**TASK BRIEF**
Find every line in the records that holds the string "教主万岁ing". Copy each one.
^^^^^^^^^^^^^^^^
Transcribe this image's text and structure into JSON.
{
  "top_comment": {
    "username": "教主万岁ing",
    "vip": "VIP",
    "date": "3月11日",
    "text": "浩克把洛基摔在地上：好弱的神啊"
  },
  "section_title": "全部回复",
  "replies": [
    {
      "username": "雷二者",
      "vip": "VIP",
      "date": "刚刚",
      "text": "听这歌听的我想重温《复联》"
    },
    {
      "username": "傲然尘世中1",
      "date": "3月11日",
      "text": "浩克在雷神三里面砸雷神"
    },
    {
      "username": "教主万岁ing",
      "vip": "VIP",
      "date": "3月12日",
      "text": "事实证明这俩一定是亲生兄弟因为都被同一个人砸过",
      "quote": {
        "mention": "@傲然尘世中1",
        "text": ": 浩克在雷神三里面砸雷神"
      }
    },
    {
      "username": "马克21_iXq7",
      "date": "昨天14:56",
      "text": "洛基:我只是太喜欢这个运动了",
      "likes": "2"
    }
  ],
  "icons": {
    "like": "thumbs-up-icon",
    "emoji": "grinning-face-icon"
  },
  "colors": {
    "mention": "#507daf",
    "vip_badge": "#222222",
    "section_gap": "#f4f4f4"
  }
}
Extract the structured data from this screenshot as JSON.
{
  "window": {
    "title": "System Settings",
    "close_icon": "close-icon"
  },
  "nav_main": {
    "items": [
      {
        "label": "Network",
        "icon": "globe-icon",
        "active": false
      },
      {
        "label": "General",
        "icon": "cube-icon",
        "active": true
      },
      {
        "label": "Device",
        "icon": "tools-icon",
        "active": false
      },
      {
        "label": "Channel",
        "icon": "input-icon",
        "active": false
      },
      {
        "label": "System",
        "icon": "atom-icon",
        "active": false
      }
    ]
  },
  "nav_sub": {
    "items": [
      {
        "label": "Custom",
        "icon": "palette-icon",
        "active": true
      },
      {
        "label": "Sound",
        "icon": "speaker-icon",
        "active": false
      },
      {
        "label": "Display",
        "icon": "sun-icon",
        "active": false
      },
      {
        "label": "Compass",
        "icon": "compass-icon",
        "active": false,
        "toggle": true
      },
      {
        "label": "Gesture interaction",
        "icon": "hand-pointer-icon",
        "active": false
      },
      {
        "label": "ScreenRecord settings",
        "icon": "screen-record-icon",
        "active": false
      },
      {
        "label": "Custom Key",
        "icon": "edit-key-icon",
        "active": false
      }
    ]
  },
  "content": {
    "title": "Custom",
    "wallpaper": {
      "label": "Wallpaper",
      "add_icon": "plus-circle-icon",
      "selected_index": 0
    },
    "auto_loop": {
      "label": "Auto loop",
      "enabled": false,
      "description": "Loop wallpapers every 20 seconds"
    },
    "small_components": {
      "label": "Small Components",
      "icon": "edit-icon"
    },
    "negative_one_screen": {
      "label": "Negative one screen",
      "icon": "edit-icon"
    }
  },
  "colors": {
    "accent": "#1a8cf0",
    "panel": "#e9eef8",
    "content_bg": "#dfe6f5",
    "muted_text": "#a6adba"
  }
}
^^^^^^^^^^^^^^^^
**EXERCISE ANSWER**
    "username": "教主万岁ing",
      "username": "教主万岁ing",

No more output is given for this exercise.